» EXERCISE TASK
Output the entries word for word. Omit images.

(Items from a figure collection)
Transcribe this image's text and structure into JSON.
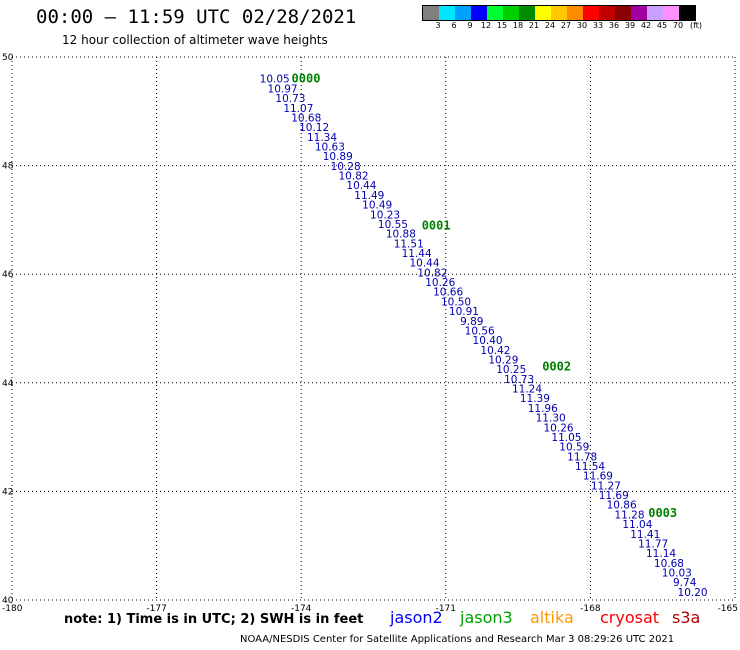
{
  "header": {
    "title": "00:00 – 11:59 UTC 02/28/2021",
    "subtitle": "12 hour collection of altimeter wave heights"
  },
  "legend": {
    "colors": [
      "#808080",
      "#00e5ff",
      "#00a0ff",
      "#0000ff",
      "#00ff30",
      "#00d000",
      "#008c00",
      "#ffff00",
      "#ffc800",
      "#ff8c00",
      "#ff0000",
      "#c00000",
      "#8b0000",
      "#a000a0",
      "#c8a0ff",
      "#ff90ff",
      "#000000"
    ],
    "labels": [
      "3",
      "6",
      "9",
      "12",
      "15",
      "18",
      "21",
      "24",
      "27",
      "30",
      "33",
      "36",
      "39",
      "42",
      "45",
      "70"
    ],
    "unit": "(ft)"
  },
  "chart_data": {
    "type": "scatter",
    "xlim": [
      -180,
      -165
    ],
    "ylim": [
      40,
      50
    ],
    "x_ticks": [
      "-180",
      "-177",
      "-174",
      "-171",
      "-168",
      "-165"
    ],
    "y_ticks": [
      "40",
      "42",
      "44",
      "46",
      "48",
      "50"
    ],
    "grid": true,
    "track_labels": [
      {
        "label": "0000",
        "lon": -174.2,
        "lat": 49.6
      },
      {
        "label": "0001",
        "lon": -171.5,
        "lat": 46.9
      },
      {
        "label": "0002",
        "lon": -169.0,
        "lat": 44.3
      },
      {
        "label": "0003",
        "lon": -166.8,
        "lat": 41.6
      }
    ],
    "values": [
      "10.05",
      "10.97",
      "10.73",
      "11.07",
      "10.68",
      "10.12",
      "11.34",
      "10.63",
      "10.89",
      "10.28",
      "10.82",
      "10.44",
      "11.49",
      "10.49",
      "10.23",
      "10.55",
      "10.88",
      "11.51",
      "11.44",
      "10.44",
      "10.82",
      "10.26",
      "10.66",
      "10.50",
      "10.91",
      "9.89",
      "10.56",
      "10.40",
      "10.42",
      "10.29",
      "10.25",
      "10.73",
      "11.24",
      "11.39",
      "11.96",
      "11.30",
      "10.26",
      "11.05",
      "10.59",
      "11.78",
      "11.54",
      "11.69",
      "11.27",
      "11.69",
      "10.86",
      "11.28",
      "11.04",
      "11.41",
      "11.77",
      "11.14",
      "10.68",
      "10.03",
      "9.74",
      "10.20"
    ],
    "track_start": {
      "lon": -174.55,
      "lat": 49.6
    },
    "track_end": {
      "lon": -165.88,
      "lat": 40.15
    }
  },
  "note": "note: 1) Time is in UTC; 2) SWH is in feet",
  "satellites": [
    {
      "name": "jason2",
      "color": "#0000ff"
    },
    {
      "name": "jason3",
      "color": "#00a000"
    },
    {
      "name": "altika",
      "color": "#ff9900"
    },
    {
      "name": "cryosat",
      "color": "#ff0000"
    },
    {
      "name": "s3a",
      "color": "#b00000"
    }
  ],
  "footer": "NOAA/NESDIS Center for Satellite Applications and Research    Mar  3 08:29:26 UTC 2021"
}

» RESULT OF THE EXERCISE
Transcribe this image's text and structure into JSON.
{
  "header": {
    "title": "00:00 – 11:59 UTC 02/28/2021",
    "subtitle": "12 hour collection of altimeter wave heights"
  },
  "legend": {
    "colors": [
      "#808080",
      "#00e5ff",
      "#00a0ff",
      "#0000ff",
      "#00ff30",
      "#00d000",
      "#008c00",
      "#ffff00",
      "#ffc800",
      "#ff8c00",
      "#ff0000",
      "#c00000",
      "#8b0000",
      "#a000a0",
      "#c8a0ff",
      "#ff90ff",
      "#000000"
    ],
    "labels": [
      "3",
      "6",
      "9",
      "12",
      "15",
      "18",
      "21",
      "24",
      "27",
      "30",
      "33",
      "36",
      "39",
      "42",
      "45",
      "70"
    ],
    "unit": "(ft)"
  },
  "chart_data": {
    "type": "scatter",
    "xlim": [
      -180,
      -165
    ],
    "ylim": [
      40,
      50
    ],
    "x_ticks": [
      "-180",
      "-177",
      "-174",
      "-171",
      "-168",
      "-165"
    ],
    "y_ticks": [
      "40",
      "42",
      "44",
      "46",
      "48",
      "50"
    ],
    "grid": true,
    "track_labels": [
      {
        "label": "0000",
        "lon": -174.2,
        "lat": 49.6
      },
      {
        "label": "0001",
        "lon": -171.5,
        "lat": 46.9
      },
      {
        "label": "0002",
        "lon": -169.0,
        "lat": 44.3
      },
      {
        "label": "0003",
        "lon": -166.8,
        "lat": 41.6
      }
    ],
    "values": [
      "10.05",
      "10.97",
      "10.73",
      "11.07",
      "10.68",
      "10.12",
      "11.34",
      "10.63",
      "10.89",
      "10.28",
      "10.82",
      "10.44",
      "11.49",
      "10.49",
      "10.23",
      "10.55",
      "10.88",
      "11.51",
      "11.44",
      "10.44",
      "10.82",
      "10.26",
      "10.66",
      "10.50",
      "10.91",
      "9.89",
      "10.56",
      "10.40",
      "10.42",
      "10.29",
      "10.25",
      "10.73",
      "11.24",
      "11.39",
      "11.96",
      "11.30",
      "10.26",
      "11.05",
      "10.59",
      "11.78",
      "11.54",
      "11.69",
      "11.27",
      "11.69",
      "10.86",
      "11.28",
      "11.04",
      "11.41",
      "11.77",
      "11.14",
      "10.68",
      "10.03",
      "9.74",
      "10.20"
    ],
    "track_start": {
      "lon": -174.55,
      "lat": 49.6
    },
    "track_end": {
      "lon": -165.88,
      "lat": 40.15
    }
  },
  "note": "note: 1) Time is in UTC; 2) SWH is in feet",
  "satellites": [
    {
      "name": "jason2",
      "color": "#0000ff"
    },
    {
      "name": "jason3",
      "color": "#00a000"
    },
    {
      "name": "altika",
      "color": "#ff9900"
    },
    {
      "name": "cryosat",
      "color": "#ff0000"
    },
    {
      "name": "s3a",
      "color": "#b00000"
    }
  ],
  "footer": "NOAA/NESDIS Center for Satellite Applications and Research    Mar  3 08:29:26 UTC 2021"
}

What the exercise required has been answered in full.